### OBJECTIVE
Copy all lines below containing "Phone".

### SUPPLIED INFORMATION
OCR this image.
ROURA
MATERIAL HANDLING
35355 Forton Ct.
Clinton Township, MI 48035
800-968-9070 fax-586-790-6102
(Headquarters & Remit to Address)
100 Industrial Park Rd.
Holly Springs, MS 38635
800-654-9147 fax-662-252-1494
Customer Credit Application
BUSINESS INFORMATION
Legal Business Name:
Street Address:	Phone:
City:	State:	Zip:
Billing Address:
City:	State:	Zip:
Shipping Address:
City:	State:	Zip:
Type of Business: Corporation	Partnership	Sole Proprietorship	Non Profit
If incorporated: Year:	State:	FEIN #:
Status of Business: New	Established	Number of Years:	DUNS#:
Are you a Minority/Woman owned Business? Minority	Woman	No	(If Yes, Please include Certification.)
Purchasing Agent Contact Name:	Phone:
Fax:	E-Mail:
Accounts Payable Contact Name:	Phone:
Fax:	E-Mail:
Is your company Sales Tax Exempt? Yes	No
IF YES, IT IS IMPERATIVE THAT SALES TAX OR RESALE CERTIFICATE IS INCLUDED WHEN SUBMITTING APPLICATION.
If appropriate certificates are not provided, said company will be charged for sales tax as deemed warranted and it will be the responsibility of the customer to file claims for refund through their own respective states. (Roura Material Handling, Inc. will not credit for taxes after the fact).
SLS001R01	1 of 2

### ANSWER TO THE PROBLEM
Street Address:	Phone:
Purchasing Agent Contact Name:	Phone:
Accounts Payable Contact Name:	Phone:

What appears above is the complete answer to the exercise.